What to work on: Repeat every one of the following items word for word, without changing a single character.

Extracted entries:
▬▬▬

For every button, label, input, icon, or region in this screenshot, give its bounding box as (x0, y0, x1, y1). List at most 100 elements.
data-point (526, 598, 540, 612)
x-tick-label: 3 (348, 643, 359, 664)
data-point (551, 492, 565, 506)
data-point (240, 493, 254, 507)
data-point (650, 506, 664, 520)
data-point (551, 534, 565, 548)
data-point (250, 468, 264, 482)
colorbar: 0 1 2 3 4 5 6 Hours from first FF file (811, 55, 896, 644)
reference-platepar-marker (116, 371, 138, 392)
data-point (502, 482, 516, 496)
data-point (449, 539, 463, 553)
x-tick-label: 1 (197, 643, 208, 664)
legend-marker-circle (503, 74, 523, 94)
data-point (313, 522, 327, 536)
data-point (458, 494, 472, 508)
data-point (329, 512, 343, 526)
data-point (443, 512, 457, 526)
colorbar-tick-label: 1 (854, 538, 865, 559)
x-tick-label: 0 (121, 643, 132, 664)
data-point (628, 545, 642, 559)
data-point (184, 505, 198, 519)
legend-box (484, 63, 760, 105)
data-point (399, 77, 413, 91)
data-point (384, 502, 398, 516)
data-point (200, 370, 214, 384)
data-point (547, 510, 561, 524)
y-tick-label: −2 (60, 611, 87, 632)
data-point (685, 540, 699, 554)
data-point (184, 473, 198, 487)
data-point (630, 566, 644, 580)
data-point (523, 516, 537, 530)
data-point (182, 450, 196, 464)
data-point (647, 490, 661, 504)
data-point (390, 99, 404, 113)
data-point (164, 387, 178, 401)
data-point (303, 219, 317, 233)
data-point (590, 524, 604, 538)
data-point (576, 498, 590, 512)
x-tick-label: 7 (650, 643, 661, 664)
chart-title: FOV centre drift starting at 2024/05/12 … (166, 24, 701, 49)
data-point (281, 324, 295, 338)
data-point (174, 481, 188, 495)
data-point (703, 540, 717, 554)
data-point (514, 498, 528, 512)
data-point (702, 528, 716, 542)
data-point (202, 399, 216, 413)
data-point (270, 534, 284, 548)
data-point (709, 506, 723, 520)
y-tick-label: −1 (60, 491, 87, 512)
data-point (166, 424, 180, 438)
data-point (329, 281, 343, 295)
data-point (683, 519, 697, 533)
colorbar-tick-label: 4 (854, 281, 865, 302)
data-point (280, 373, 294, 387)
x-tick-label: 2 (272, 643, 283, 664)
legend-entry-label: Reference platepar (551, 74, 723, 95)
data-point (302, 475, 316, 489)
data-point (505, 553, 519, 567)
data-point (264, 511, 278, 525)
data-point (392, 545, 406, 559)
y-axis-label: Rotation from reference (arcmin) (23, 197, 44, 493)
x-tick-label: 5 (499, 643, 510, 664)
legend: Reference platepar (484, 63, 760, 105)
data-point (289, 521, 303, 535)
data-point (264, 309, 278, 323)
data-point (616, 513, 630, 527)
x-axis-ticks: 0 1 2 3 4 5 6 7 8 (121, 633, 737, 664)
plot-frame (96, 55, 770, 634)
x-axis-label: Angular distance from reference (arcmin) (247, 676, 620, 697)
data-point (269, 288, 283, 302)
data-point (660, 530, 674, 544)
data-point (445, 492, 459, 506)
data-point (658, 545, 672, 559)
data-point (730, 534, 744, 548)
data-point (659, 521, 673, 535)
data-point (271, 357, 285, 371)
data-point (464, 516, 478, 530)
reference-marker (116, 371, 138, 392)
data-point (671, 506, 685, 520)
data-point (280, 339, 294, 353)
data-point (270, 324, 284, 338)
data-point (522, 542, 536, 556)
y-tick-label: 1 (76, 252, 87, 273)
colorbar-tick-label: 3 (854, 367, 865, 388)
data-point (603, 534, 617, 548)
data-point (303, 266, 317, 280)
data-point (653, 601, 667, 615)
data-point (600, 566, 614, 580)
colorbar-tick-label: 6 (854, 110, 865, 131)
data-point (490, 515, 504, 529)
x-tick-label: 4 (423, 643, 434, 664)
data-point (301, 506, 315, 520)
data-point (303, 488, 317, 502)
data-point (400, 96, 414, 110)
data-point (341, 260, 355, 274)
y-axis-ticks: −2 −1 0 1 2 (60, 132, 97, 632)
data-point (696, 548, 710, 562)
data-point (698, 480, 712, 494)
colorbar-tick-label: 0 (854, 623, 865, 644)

▬▬▬

Output of the exercise:
For every button, label, input, icon, or region in this screenshot, give its bounding box as (x0, y0, x1, y1). List at most 100 elements.
data-point (526, 598, 540, 612)
x-tick-label: 3 (348, 643, 359, 664)
data-point (551, 492, 565, 506)
data-point (240, 493, 254, 507)
data-point (650, 506, 664, 520)
data-point (551, 534, 565, 548)
data-point (250, 468, 264, 482)
colorbar: 0 1 2 3 4 5 6 Hours from first FF file (811, 55, 896, 644)
reference-platepar-marker (116, 371, 138, 392)
data-point (502, 482, 516, 496)
data-point (449, 539, 463, 553)
x-tick-label: 1 (197, 643, 208, 664)
legend-marker-circle (503, 74, 523, 94)
data-point (313, 522, 327, 536)
data-point (458, 494, 472, 508)
data-point (329, 512, 343, 526)
data-point (443, 512, 457, 526)
colorbar-tick-label: 1 (854, 538, 865, 559)
x-tick-label: 0 (121, 643, 132, 664)
data-point (628, 545, 642, 559)
data-point (184, 505, 198, 519)
legend-box (484, 63, 760, 105)
data-point (399, 77, 413, 91)
data-point (384, 502, 398, 516)
data-point (200, 370, 214, 384)
data-point (547, 510, 561, 524)
y-tick-label: −2 (60, 611, 87, 632)
data-point (685, 540, 699, 554)
data-point (184, 473, 198, 487)
data-point (630, 566, 644, 580)
data-point (523, 516, 537, 530)
data-point (182, 450, 196, 464)
data-point (647, 490, 661, 504)
data-point (390, 99, 404, 113)
data-point (164, 387, 178, 401)
data-point (303, 219, 317, 233)
data-point (590, 524, 604, 538)
data-point (576, 498, 590, 512)
x-tick-label: 7 (650, 643, 661, 664)
chart-title: FOV centre drift starting at 2024/05/12 … (166, 24, 701, 49)
data-point (281, 324, 295, 338)
data-point (174, 481, 188, 495)
data-point (703, 540, 717, 554)
data-point (514, 498, 528, 512)
data-point (702, 528, 716, 542)
data-point (202, 399, 216, 413)
data-point (270, 534, 284, 548)
data-point (709, 506, 723, 520)
y-tick-label: −1 (60, 491, 87, 512)
data-point (166, 424, 180, 438)
data-point (329, 281, 343, 295)
data-point (683, 519, 697, 533)
colorbar-tick-label: 4 (854, 281, 865, 302)
data-point (280, 373, 294, 387)
x-tick-label: 2 (272, 643, 283, 664)
legend-entry-label: Reference platepar (551, 74, 723, 95)
data-point (302, 475, 316, 489)
data-point (505, 553, 519, 567)
data-point (264, 511, 278, 525)
data-point (392, 545, 406, 559)
y-axis-label: Rotation from reference (arcmin) (23, 197, 44, 493)
x-tick-label: 5 (499, 643, 510, 664)
legend: Reference platepar (484, 63, 760, 105)
data-point (289, 521, 303, 535)
data-point (264, 309, 278, 323)
data-point (616, 513, 630, 527)
x-axis-ticks: 0 1 2 3 4 5 6 7 8 (121, 633, 737, 664)
plot-frame (96, 55, 770, 634)
x-axis-label: Angular distance from reference (arcmin) (247, 676, 620, 697)
data-point (269, 288, 283, 302)
data-point (660, 530, 674, 544)
data-point (445, 492, 459, 506)
data-point (658, 545, 672, 559)
data-point (730, 534, 744, 548)
data-point (659, 521, 673, 535)
data-point (271, 357, 285, 371)
data-point (464, 516, 478, 530)
reference-marker (116, 371, 138, 392)
data-point (671, 506, 685, 520)
data-point (280, 339, 294, 353)
data-point (270, 324, 284, 338)
data-point (522, 542, 536, 556)
y-tick-label: 1 (76, 252, 87, 273)
colorbar-tick-label: 3 (854, 367, 865, 388)
data-point (603, 534, 617, 548)
data-point (303, 266, 317, 280)
data-point (653, 601, 667, 615)
data-point (600, 566, 614, 580)
colorbar-tick-label: 6 (854, 110, 865, 131)
data-point (490, 515, 504, 529)
x-tick-label: 4 (423, 643, 434, 664)
data-point (301, 506, 315, 520)
data-point (303, 488, 317, 502)
data-point (400, 96, 414, 110)
data-point (341, 260, 355, 274)
y-axis-ticks: −2 −1 0 1 2 (60, 132, 97, 632)
data-point (696, 548, 710, 562)
data-point (698, 480, 712, 494)
colorbar-tick-label: 0 (854, 623, 865, 644)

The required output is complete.